═══ Supplied records ═══

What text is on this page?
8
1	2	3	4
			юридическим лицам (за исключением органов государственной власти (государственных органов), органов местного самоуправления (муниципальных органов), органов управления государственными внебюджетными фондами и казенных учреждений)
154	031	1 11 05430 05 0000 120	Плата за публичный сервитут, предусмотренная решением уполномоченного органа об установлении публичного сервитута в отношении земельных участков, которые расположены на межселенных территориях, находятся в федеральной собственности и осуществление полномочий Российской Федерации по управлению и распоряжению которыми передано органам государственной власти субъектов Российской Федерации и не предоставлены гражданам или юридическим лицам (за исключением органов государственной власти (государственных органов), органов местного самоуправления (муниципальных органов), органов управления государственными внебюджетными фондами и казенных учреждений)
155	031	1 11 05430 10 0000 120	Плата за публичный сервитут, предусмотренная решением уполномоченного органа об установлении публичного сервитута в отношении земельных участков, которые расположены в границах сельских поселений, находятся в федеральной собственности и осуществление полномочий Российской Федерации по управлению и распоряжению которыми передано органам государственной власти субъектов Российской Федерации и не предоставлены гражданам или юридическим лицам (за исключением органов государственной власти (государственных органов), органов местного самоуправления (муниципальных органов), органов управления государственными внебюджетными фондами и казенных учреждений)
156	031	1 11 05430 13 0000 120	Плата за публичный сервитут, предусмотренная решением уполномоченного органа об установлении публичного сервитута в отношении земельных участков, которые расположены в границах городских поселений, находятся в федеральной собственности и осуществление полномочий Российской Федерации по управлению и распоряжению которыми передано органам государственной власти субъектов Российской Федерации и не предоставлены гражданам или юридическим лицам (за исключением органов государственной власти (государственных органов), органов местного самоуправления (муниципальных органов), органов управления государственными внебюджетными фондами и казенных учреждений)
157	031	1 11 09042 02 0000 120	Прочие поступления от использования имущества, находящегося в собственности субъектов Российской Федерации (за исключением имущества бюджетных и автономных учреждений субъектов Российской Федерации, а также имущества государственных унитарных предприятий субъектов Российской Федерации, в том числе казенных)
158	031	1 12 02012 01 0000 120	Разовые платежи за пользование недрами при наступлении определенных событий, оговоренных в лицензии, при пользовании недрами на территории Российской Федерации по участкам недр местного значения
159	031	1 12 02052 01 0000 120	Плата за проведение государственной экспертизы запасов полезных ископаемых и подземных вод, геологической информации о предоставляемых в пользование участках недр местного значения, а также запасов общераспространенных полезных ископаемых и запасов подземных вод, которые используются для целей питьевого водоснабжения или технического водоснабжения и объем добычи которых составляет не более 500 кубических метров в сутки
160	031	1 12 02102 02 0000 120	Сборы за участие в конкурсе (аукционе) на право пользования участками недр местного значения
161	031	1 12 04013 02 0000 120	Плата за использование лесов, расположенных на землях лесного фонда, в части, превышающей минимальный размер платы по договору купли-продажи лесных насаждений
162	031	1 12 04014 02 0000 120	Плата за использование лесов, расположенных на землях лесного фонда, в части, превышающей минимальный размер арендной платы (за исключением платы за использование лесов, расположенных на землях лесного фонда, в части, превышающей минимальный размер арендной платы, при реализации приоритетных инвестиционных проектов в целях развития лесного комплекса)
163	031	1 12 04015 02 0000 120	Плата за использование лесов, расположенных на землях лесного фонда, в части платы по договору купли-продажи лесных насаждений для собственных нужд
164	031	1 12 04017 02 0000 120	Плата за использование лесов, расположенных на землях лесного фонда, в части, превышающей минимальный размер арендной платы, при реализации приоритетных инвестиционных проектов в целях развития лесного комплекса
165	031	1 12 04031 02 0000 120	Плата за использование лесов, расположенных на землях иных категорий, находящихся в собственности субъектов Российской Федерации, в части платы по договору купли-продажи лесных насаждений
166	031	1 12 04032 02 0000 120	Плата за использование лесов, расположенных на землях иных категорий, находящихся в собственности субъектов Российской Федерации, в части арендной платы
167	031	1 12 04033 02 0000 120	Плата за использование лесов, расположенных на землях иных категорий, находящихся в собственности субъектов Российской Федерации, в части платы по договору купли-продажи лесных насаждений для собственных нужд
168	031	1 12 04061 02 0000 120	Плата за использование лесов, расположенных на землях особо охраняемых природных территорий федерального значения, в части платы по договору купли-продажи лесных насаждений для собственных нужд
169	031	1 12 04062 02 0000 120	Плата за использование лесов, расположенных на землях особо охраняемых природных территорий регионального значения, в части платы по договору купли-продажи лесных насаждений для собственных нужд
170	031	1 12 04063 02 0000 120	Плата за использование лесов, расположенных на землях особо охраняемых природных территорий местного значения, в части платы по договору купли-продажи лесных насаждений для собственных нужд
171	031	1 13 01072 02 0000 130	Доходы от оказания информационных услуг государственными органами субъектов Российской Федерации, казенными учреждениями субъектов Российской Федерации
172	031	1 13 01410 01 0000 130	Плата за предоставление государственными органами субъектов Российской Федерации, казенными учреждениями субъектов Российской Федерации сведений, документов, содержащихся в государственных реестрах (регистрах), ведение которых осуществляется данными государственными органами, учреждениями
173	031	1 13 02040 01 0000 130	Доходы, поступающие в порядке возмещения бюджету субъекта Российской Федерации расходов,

═══
═══ Supplied records ═══

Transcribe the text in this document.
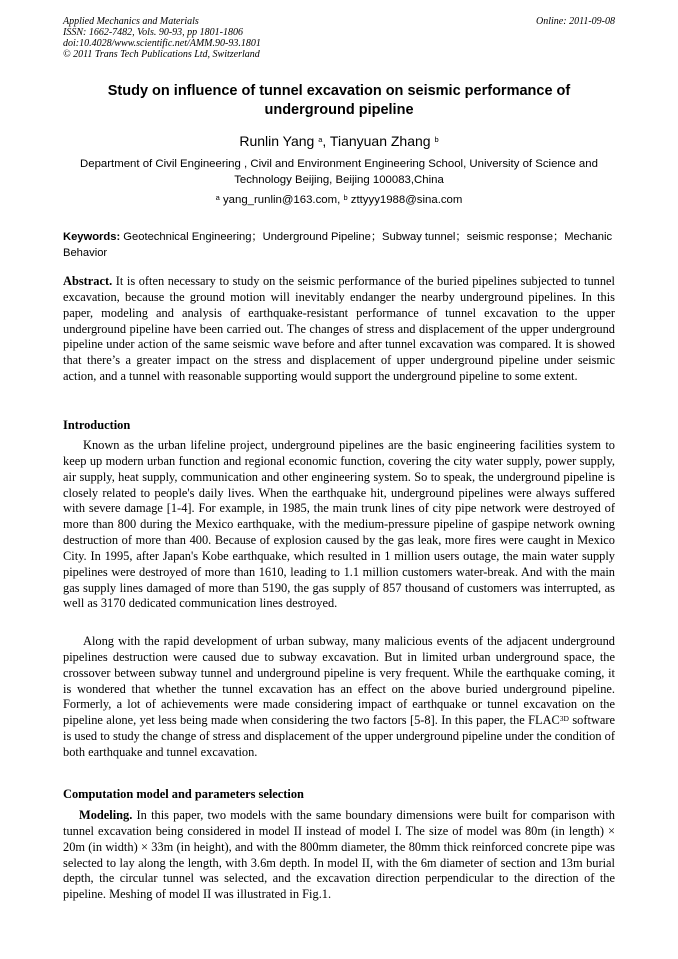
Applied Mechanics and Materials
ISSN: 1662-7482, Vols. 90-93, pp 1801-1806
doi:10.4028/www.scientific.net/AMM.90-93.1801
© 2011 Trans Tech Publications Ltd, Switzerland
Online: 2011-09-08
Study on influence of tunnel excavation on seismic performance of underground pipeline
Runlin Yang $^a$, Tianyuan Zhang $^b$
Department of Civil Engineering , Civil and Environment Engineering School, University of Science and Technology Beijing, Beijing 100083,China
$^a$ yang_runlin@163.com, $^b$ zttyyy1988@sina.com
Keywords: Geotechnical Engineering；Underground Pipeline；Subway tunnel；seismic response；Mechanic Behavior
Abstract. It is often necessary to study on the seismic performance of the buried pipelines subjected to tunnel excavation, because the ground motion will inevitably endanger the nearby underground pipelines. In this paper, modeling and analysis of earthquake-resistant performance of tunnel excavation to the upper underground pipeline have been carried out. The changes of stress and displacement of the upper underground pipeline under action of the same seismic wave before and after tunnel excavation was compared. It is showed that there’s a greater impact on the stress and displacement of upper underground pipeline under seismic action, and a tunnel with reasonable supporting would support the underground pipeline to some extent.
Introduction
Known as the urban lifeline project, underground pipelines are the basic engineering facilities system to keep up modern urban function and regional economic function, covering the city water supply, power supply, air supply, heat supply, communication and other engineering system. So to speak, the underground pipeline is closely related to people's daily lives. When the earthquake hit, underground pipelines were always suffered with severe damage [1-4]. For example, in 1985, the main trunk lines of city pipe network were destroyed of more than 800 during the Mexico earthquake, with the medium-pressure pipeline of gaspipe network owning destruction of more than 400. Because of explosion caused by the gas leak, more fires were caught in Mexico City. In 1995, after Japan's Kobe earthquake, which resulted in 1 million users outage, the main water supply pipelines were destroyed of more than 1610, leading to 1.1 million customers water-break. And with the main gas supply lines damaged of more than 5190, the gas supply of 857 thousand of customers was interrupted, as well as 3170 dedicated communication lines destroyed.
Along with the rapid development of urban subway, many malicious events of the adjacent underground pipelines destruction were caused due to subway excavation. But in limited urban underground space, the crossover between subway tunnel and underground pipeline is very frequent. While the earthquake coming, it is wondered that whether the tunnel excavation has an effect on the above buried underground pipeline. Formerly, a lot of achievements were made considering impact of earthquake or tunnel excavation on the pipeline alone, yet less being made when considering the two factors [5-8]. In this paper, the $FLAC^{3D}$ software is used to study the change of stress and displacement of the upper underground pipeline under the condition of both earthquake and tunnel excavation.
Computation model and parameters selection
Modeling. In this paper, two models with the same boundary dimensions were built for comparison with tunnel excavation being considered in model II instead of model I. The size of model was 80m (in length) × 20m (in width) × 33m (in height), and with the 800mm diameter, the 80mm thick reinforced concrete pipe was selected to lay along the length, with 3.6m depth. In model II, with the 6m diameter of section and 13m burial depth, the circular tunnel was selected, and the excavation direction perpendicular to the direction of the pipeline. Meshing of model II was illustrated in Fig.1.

═══
═══ Supplied records ═══

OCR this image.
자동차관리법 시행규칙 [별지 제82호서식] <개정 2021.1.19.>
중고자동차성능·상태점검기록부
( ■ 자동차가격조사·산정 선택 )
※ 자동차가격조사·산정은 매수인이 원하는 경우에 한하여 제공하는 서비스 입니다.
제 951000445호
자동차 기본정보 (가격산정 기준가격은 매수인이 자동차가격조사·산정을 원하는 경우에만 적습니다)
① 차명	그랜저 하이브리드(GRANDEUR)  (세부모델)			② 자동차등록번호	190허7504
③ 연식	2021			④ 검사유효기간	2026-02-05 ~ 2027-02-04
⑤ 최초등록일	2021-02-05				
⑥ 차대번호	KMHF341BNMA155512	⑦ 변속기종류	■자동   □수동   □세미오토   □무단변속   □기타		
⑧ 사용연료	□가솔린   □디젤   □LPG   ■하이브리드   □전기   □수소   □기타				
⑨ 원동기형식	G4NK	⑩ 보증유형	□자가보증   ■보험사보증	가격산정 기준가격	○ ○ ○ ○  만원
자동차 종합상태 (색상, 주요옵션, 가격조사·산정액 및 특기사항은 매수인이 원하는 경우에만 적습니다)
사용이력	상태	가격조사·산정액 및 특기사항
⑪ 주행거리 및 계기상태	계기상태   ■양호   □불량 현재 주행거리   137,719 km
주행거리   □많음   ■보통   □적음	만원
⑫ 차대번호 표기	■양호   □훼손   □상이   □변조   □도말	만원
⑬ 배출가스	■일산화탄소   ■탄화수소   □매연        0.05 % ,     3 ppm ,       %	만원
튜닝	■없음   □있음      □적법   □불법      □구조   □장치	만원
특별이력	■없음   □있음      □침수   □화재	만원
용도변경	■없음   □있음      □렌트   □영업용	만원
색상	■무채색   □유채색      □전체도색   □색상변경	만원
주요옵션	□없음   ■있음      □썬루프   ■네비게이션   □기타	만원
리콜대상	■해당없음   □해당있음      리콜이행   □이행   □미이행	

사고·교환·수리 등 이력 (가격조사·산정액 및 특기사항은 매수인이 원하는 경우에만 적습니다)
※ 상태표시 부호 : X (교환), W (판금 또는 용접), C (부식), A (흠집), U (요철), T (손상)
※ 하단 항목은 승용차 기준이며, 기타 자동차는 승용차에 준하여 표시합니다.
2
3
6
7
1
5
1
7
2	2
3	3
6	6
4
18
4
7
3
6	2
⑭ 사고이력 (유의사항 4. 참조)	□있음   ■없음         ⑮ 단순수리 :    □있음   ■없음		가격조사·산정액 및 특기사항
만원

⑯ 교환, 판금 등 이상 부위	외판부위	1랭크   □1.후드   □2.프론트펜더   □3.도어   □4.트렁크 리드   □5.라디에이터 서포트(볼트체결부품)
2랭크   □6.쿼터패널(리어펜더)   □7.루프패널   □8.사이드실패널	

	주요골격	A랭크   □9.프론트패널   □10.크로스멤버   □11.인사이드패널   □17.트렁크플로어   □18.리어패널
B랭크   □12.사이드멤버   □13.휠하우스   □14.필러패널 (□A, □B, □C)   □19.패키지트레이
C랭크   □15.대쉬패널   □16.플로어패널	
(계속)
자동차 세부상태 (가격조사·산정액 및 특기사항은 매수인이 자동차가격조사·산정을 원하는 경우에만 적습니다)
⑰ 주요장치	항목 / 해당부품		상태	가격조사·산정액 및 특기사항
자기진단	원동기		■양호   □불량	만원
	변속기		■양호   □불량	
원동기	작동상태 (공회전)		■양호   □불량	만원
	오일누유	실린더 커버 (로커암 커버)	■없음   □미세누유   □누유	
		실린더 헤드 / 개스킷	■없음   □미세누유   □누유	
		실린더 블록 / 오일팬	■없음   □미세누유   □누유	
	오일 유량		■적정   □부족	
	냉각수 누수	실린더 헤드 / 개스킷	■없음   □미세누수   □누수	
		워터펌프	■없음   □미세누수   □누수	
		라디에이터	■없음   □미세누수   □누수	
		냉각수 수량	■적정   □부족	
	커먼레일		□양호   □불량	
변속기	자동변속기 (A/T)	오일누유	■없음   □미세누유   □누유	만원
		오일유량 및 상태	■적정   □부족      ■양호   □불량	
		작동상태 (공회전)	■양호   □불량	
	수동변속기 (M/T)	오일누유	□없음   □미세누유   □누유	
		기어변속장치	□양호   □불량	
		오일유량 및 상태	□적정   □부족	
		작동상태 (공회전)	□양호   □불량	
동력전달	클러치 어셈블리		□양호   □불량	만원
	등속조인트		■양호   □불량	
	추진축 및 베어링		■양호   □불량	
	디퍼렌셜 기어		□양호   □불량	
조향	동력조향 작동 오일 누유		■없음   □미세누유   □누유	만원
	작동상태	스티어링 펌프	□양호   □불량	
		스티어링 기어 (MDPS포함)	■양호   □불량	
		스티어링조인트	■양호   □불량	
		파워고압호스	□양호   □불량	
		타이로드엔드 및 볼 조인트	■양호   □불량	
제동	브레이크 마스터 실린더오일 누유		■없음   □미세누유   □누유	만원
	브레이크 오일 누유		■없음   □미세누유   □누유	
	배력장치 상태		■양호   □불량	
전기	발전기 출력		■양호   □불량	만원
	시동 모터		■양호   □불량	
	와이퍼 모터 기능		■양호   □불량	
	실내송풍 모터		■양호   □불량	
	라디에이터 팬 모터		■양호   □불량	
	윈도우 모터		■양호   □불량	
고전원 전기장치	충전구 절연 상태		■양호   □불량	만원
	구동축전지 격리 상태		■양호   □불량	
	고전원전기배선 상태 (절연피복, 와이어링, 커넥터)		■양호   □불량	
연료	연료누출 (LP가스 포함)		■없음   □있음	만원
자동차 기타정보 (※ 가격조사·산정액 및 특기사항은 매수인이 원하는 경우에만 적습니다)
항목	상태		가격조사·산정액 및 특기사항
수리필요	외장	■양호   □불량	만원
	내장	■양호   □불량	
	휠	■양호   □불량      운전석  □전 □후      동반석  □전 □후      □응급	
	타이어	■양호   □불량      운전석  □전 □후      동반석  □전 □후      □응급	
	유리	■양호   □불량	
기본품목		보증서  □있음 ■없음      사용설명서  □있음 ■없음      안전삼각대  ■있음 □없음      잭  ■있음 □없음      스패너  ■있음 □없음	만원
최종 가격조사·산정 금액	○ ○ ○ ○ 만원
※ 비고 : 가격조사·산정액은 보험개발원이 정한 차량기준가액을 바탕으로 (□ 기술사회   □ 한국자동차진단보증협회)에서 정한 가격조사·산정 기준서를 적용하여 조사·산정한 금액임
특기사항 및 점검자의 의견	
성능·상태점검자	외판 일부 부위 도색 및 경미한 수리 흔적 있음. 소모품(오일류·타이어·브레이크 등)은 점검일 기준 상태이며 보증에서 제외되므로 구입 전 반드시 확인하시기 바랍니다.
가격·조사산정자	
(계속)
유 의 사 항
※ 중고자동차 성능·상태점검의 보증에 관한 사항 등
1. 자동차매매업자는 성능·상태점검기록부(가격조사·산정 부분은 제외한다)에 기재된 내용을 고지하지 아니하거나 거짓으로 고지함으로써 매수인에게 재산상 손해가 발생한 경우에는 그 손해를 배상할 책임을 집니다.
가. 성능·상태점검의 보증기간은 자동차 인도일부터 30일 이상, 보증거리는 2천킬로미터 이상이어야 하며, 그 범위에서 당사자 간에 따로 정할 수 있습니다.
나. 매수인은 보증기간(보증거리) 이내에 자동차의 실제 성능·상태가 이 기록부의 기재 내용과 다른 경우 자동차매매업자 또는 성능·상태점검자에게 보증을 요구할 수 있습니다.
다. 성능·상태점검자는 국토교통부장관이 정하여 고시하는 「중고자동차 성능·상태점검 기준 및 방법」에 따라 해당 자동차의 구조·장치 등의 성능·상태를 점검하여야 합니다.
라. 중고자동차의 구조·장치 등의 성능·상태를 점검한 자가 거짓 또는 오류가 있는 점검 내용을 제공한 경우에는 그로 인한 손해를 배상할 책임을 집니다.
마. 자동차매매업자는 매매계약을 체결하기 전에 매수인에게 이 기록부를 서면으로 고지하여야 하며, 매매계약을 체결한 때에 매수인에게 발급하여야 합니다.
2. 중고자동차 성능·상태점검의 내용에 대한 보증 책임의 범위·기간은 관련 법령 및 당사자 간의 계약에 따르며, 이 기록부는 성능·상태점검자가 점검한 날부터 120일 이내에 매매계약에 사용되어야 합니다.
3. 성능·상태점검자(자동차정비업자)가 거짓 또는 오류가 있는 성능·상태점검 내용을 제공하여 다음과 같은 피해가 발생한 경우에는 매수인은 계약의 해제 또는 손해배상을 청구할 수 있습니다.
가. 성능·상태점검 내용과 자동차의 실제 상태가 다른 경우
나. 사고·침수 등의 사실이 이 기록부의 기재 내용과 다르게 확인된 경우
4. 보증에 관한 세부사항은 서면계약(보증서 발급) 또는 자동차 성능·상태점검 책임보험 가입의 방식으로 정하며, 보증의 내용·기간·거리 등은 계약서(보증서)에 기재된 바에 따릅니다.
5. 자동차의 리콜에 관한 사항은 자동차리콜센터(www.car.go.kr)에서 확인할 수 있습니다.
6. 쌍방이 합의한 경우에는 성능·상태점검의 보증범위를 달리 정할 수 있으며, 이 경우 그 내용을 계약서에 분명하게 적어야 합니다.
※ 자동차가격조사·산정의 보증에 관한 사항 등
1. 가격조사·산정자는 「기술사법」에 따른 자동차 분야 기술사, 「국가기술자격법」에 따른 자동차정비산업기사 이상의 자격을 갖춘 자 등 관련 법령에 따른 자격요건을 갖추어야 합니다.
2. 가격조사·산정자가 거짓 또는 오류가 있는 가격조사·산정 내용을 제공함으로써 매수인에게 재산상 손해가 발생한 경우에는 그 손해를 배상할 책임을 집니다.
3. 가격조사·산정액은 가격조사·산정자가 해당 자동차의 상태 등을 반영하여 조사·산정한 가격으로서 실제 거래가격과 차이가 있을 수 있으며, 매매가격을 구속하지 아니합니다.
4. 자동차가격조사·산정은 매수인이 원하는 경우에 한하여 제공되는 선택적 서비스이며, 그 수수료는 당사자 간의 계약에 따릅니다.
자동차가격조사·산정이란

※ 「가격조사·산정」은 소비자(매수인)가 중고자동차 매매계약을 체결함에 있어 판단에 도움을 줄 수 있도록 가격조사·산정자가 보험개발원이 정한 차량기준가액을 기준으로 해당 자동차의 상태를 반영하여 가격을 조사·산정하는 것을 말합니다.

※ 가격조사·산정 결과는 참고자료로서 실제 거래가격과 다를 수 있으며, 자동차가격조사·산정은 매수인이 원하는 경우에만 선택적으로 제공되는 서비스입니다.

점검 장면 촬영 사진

═══

▶ **Short task**: Respond with nothing but the number of lines in the entries that contain the string "매수인은".

▶ **Task output**: 2